In how many lines of the data does the word "reportes" appear? Give the number by itself.

### Records for this exercise
━━━━━━

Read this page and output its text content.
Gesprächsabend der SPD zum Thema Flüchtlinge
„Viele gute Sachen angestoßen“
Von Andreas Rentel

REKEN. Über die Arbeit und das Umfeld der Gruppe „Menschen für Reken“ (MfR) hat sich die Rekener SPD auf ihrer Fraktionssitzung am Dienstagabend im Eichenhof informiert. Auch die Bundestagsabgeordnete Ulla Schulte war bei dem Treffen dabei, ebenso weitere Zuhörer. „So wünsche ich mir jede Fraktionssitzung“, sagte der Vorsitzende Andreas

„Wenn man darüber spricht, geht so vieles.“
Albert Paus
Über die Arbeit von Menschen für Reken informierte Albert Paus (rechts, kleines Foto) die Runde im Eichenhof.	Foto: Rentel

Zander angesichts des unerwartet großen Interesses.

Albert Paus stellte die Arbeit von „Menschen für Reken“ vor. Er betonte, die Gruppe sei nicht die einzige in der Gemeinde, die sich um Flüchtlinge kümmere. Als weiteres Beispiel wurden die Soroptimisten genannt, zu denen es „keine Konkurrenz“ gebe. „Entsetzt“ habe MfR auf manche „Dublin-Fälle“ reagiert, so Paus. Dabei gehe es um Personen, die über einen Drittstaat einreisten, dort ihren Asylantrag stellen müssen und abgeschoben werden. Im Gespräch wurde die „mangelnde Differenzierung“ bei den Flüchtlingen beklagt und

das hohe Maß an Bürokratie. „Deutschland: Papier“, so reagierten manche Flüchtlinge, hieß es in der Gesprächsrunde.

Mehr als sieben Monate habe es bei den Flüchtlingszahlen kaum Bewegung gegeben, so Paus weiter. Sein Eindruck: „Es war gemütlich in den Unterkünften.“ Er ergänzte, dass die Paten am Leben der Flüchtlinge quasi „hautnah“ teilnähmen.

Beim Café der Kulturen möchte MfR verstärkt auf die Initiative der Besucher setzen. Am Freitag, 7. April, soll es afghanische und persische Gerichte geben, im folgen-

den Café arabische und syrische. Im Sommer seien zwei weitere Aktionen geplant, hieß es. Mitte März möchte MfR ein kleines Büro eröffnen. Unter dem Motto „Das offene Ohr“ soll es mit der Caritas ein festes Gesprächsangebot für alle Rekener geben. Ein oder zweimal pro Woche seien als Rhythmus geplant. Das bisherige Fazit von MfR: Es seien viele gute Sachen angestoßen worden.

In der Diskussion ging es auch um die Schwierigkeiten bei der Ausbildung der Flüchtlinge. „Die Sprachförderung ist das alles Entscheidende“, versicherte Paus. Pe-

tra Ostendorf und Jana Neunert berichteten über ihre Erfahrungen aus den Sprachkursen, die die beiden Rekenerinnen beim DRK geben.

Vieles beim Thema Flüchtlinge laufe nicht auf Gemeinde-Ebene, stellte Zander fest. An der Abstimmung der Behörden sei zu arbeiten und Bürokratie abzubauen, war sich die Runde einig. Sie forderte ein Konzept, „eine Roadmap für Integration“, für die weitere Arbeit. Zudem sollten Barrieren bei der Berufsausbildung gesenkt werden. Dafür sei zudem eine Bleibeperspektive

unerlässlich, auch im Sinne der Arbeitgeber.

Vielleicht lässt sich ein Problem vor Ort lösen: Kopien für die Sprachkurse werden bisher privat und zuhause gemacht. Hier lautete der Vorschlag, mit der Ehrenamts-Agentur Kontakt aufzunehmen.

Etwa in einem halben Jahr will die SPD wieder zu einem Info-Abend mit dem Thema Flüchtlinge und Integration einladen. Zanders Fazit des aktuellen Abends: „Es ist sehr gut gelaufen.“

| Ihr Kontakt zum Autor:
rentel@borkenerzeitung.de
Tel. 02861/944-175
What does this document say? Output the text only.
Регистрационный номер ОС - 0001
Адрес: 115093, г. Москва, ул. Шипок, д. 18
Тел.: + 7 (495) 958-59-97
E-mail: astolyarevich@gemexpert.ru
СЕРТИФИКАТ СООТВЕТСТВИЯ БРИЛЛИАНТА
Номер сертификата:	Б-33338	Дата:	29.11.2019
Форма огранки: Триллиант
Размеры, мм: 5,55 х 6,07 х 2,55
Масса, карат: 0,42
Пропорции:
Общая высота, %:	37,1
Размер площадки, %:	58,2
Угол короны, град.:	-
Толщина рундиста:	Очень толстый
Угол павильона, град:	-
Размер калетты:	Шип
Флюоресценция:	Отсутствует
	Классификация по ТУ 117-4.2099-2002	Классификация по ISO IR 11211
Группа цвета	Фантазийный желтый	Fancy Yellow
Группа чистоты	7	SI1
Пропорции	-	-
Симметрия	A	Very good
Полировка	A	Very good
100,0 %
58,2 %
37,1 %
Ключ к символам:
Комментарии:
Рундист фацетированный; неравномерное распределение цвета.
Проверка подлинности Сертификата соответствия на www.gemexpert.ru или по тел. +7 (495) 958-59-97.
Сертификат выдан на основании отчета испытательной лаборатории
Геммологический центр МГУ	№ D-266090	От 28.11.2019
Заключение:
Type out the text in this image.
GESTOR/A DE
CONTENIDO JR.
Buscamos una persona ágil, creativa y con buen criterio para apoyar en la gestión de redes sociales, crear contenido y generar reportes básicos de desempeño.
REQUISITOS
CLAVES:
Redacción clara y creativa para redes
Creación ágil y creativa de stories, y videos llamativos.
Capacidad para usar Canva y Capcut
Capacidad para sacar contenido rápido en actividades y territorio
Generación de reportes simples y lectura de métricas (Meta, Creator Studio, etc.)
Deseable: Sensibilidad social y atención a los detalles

━━━━━━

### Solution
2